>>

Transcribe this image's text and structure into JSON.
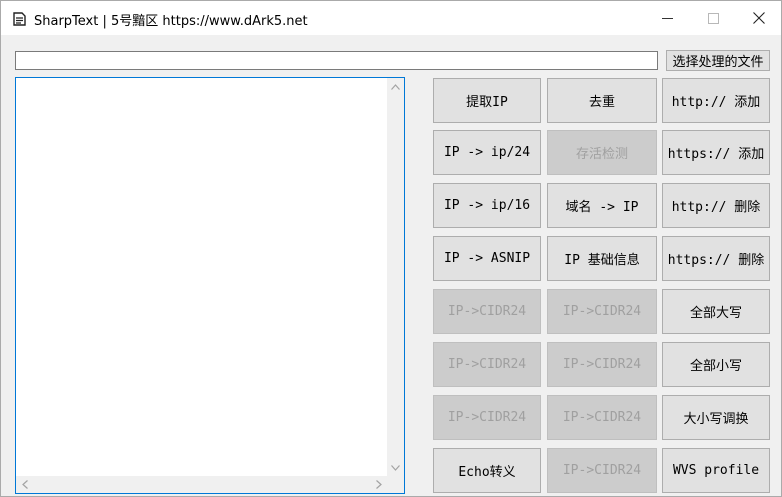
{
  "window": {
    "title": "SharpText | 5号黯区 https://www.dArk5.net"
  },
  "file_picker": {
    "path_value": "",
    "button_label": "选择处理的文件"
  },
  "editor": {
    "content": ""
  },
  "buttons": {
    "col1": [
      {
        "id": "extract-ip",
        "label": "提取IP",
        "enabled": true
      },
      {
        "id": "ip-to-c24",
        "label": "IP -> ip/24",
        "enabled": true
      },
      {
        "id": "ip-to-b16",
        "label": "IP -> ip/16",
        "enabled": true
      },
      {
        "id": "ip-to-asnip",
        "label": "IP -> ASNIP",
        "enabled": true
      },
      {
        "id": "ip-cidr24-1",
        "label": "IP->CIDR24",
        "enabled": false
      },
      {
        "id": "ip-cidr24-2",
        "label": "IP->CIDR24",
        "enabled": false
      },
      {
        "id": "ip-cidr24-3",
        "label": "IP->CIDR24",
        "enabled": false
      },
      {
        "id": "echo-escape",
        "label": "Echo转义",
        "enabled": true
      }
    ],
    "col2": [
      {
        "id": "dedupe",
        "label": "去重",
        "enabled": true
      },
      {
        "id": "alive-check",
        "label": "存活检测",
        "enabled": false
      },
      {
        "id": "domain-to-ip",
        "label": "域名 -> IP",
        "enabled": true
      },
      {
        "id": "ip-basic-info",
        "label": "IP 基础信息",
        "enabled": true
      },
      {
        "id": "ip-cidr24-4",
        "label": "IP->CIDR24",
        "enabled": false
      },
      {
        "id": "ip-cidr24-5",
        "label": "IP->CIDR24",
        "enabled": false
      },
      {
        "id": "ip-cidr24-6",
        "label": "IP->CIDR24",
        "enabled": false
      },
      {
        "id": "ip-cidr24-7",
        "label": "IP->CIDR24",
        "enabled": false
      }
    ],
    "col3": [
      {
        "id": "add-http",
        "label": "http:// 添加",
        "enabled": true
      },
      {
        "id": "add-https",
        "label": "https:// 添加",
        "enabled": true
      },
      {
        "id": "remove-http",
        "label": "http:// 删除",
        "enabled": true
      },
      {
        "id": "remove-https",
        "label": "https:// 删除",
        "enabled": true
      },
      {
        "id": "all-upper",
        "label": "全部大写",
        "enabled": true
      },
      {
        "id": "all-lower",
        "label": "全部小写",
        "enabled": true
      },
      {
        "id": "swap-case",
        "label": "大小写调换",
        "enabled": true
      },
      {
        "id": "wvs-profile",
        "label": "WVS profile",
        "enabled": true
      }
    ]
  },
  "icons": {
    "app": "document-icon",
    "minimize": "minimize-icon",
    "maximize": "maximize-icon",
    "close": "close-icon"
  }
}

<<

Work to be completed ->
Ignore the images and quote every line of the listing exactly.

Finished exercise ->
Transcribe this image's text and structure into JSON.
{
  "window": {
    "title": "SharpText | 5号黯区 https://www.dArk5.net"
  },
  "file_picker": {
    "path_value": "",
    "button_label": "选择处理的文件"
  },
  "editor": {
    "content": ""
  },
  "buttons": {
    "col1": [
      {
        "id": "extract-ip",
        "label": "提取IP",
        "enabled": true
      },
      {
        "id": "ip-to-c24",
        "label": "IP -> ip/24",
        "enabled": true
      },
      {
        "id": "ip-to-b16",
        "label": "IP -> ip/16",
        "enabled": true
      },
      {
        "id": "ip-to-asnip",
        "label": "IP -> ASNIP",
        "enabled": true
      },
      {
        "id": "ip-cidr24-1",
        "label": "IP->CIDR24",
        "enabled": false
      },
      {
        "id": "ip-cidr24-2",
        "label": "IP->CIDR24",
        "enabled": false
      },
      {
        "id": "ip-cidr24-3",
        "label": "IP->CIDR24",
        "enabled": false
      },
      {
        "id": "echo-escape",
        "label": "Echo转义",
        "enabled": true
      }
    ],
    "col2": [
      {
        "id": "dedupe",
        "label": "去重",
        "enabled": true
      },
      {
        "id": "alive-check",
        "label": "存活检测",
        "enabled": false
      },
      {
        "id": "domain-to-ip",
        "label": "域名 -> IP",
        "enabled": true
      },
      {
        "id": "ip-basic-info",
        "label": "IP 基础信息",
        "enabled": true
      },
      {
        "id": "ip-cidr24-4",
        "label": "IP->CIDR24",
        "enabled": false
      },
      {
        "id": "ip-cidr24-5",
        "label": "IP->CIDR24",
        "enabled": false
      },
      {
        "id": "ip-cidr24-6",
        "label": "IP->CIDR24",
        "enabled": false
      },
      {
        "id": "ip-cidr24-7",
        "label": "IP->CIDR24",
        "enabled": false
      }
    ],
    "col3": [
      {
        "id": "add-http",
        "label": "http:// 添加",
        "enabled": true
      },
      {
        "id": "add-https",
        "label": "https:// 添加",
        "enabled": true
      },
      {
        "id": "remove-http",
        "label": "http:// 删除",
        "enabled": true
      },
      {
        "id": "remove-https",
        "label": "https:// 删除",
        "enabled": true
      },
      {
        "id": "all-upper",
        "label": "全部大写",
        "enabled": true
      },
      {
        "id": "all-lower",
        "label": "全部小写",
        "enabled": true
      },
      {
        "id": "swap-case",
        "label": "大小写调换",
        "enabled": true
      },
      {
        "id": "wvs-profile",
        "label": "WVS profile",
        "enabled": true
      }
    ]
  },
  "icons": {
    "app": "document-icon",
    "minimize": "minimize-icon",
    "maximize": "maximize-icon",
    "close": "close-icon"
  }
}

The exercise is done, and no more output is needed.